> **Excerto fornecido**:
########################################

Anexada a essa factura encontraram-se sete facturas, no
valor total de € 233.415,00 e com data de 15 de Março de 2002, por serviços
prestados ao PPD/PSD, que foram anuladas.
Em anexo a estas últimas facturas encontrou-se um
documento interno, com o seguinte teor: “estes
sete pedidos de facturas vão dar origem a uma factura única à SOMAGUE, com o
seguinte descritivo (…)”.
Os
factos referidos nessa informação vêm acompanhados de prova documental (cópia
das facturas e do documento interno acima mencionados).
2. Tendo em conta que os factos em questão não
chegaram ao conhecimento da ECFP através de um processo de auditoria por si
realizado – note-se que esta Entidade só entrou em funcionamento em Janeiro de
2005, data em que já estava concluída a auditoria às contas dos Partidos
Políticos relativas a 2002 –, foram os presentes autos enviados ao Ministério
Público.
Em
20 de Dezembro de 2006, o Procurador-Geral Adjunto em funções neste Tribunal
promoveu a remessa de certidão dos autos aos serviços do Ministério Público
competentes, para a averiguação da existência de possível e eventual ilícito
criminal nos actos praticados pelos vários intervenientes, bem como o que a
seguir se relata:
Dos elementos documentais remetidos pela Inspecção
Tributária resulta indiciado, no plano contra-ordenacional, o eventual
cometimento de infracção ao disposto no n.º 4 do artigo 5.º da Lei nº 56/98, de
18 de Agosto, com as alterações decorrentes da Lei n.º 23/2000, de 23 de
Agosto: na verdade, terá ocorrido pagamento por terceiro – a SOMAGUE – de um
débito resultante de relação jurídica estabelecida entre o PPD/PSD e a
NOVODESIGN – Companhia Portuguesa de Design, S.A. (que integra a BRANDIA
CREATING), com vista a contornar a
proibição legal de recebimento pelos partidos políticos de donativos de pessoas
colectivas.

########################################

> **Dados fornecidos**:
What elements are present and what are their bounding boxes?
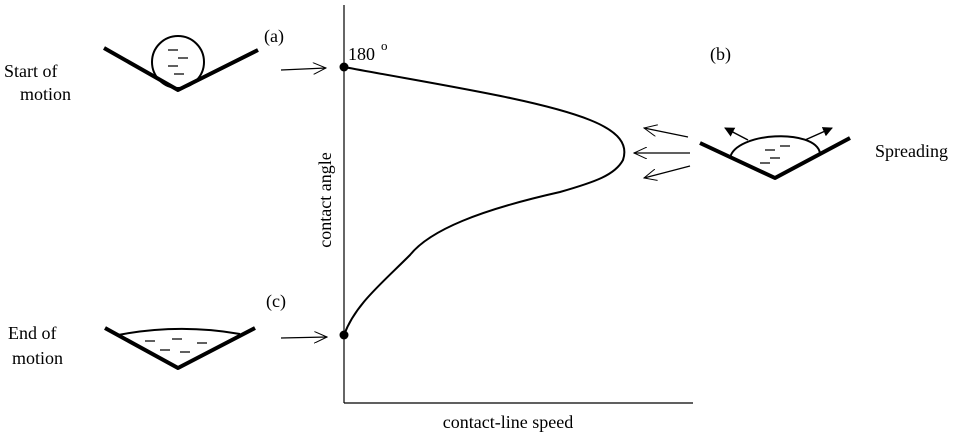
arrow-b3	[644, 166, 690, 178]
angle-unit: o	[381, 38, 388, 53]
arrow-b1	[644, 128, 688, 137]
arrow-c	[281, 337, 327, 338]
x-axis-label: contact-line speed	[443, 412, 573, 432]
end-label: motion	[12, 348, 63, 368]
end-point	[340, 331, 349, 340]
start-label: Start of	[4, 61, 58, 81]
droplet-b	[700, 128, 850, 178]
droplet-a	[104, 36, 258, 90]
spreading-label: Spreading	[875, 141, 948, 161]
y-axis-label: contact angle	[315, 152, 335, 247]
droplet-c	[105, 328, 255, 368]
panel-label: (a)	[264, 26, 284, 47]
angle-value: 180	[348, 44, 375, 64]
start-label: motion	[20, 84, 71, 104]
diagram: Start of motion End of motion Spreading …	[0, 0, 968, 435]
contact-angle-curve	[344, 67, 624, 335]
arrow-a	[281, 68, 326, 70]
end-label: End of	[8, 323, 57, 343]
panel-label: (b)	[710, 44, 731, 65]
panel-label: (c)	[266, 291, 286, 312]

########################################

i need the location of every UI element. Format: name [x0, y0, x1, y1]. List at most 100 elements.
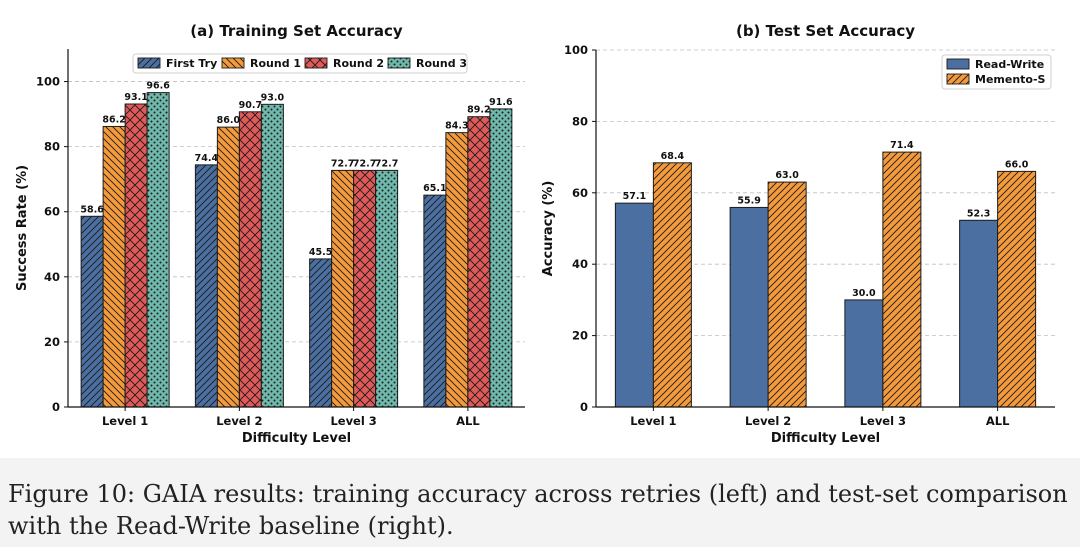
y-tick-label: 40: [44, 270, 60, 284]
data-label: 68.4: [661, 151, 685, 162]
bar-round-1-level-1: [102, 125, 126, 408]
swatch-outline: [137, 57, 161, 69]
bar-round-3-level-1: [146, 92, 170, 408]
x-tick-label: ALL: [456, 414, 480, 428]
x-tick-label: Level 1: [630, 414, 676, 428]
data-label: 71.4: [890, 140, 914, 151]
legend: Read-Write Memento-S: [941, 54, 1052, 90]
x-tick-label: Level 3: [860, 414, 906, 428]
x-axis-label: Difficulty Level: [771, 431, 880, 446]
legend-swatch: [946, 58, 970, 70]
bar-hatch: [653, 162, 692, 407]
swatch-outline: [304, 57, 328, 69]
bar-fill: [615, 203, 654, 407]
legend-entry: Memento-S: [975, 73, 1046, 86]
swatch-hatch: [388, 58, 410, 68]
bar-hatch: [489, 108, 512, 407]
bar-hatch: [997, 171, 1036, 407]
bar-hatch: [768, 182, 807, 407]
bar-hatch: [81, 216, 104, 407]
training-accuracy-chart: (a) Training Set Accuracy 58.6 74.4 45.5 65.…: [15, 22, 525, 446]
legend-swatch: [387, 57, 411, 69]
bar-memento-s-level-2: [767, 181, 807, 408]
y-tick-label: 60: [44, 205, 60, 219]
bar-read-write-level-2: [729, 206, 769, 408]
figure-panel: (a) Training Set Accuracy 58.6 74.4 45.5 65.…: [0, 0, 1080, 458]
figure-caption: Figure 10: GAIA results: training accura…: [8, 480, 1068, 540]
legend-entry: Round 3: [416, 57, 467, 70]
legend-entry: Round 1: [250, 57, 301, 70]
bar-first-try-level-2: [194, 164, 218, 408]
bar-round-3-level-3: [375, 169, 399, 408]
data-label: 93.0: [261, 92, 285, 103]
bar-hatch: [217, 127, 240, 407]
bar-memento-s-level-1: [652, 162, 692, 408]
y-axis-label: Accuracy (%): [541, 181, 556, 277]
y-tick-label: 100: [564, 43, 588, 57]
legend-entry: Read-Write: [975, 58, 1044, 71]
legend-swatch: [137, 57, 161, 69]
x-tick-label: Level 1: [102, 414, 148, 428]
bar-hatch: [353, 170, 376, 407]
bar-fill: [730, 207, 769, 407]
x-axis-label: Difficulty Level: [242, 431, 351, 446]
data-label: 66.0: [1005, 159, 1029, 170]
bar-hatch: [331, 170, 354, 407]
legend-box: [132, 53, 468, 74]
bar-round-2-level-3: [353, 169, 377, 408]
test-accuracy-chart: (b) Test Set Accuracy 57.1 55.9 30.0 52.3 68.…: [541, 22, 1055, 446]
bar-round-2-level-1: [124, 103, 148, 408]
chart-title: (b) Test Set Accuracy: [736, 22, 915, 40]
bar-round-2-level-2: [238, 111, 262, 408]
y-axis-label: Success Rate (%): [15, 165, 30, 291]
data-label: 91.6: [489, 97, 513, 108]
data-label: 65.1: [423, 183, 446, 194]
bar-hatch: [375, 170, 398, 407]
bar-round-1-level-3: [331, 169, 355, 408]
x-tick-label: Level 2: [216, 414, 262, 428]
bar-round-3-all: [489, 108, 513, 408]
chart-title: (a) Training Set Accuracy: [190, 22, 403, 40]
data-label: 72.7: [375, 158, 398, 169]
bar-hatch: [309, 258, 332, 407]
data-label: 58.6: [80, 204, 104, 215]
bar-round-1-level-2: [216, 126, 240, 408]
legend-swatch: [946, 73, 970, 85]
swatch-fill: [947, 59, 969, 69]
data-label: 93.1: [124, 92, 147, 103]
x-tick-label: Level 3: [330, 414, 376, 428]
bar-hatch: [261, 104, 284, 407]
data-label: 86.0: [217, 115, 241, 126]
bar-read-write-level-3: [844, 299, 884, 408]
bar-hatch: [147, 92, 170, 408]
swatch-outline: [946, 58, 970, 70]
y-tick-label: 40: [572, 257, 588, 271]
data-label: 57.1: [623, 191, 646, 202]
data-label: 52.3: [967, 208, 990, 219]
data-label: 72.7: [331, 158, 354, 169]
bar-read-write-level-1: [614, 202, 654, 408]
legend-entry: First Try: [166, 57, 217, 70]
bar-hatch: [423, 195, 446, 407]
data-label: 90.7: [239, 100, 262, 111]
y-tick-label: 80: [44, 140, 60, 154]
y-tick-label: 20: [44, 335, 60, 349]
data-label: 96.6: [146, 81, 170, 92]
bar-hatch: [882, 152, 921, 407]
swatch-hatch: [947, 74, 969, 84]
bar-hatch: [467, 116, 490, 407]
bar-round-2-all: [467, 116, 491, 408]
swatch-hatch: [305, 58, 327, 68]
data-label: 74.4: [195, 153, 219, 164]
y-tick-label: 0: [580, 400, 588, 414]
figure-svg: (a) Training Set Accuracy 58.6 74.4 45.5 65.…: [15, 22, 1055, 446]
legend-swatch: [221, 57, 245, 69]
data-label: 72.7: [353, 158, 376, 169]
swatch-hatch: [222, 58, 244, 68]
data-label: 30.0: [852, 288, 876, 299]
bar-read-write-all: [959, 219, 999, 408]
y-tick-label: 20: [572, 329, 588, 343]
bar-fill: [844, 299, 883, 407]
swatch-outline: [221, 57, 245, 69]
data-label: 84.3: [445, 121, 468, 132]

########################################

> **Trabalho a fazer**:
#1 Reproduza tal como está o trecho do excerto sobre as facturas do PPD/PSD que começa nas palavras "Em anexo a estas" e acaba depois de "interno acima mencionados).".
#2 Escreva a parte seguinte do excerto sobre as facturas do PPD/PSD, a começar a seguir à última frase.

> **Lista de respostas**:
#1
Em anexo a estas últimas facturas encontrou-se um
documento interno, com o seguinte teor: “estes
sete pedidos de facturas vão dar origem a uma factura única à SOMAGUE, com o
seguinte descritivo (…)”.
Os
factos referidos nessa informação vêm acompanhados de prova documental (cópia
das facturas e do documento interno acima mencionados).

#2
A situação ora denunciada integra-se na previsão do n.º 2
do artigo 103.º-A da Lei do Tribunal Constitucional, pelo que se promove a
autuação do correspondente processo complementar
de prestação de contas do ano de 2002 (atenta a data das facturas em causa) ou,
eventualmente, de 2001, por parte do PPD/PSD, já julgadas por este Tribunal
Constitucional através dos Acórdãos n.ºs 647/2004 e 423/2004.
O trânsito em julgado de tais acórdãos não obsta –
atentos os limites objectivos e temporais
do caso julgado – à imputação de responsabilidades de natureza
contra-ordenacional, com base em ilegalidades, supervenientemente conhecidas, e
que se configurem como manifestamente autónomas relativamente às que o Tribunal
teve por verificadas na sequência do normal
procedimento de auditoria, previsto e regulado no n.º 1 do referido artigo
103.º-A: na verdade, a violação do preceituado no n.º 4 do artigo 5.º da Lei
n.º 56/98 (na redacção emergente da Lei n.º 23/2000) consubstancia-se no
cometimento de uma ilegalidade perfeitamente autónoma (do ponto de vista
objectivo e subjectivo) relativamente às irregularidades que foram verificadas
e sancionadas naqueles arestos, pelo que não deve naturalmente considerar-se
integrada, consumida ou precludida, já que não representa simples afloramento,
desenvolvimento ou concretização das que foram efectivamente verificadas e
sancionadas na sequência do normal
processo de prestação de contas pelo Partido em causa.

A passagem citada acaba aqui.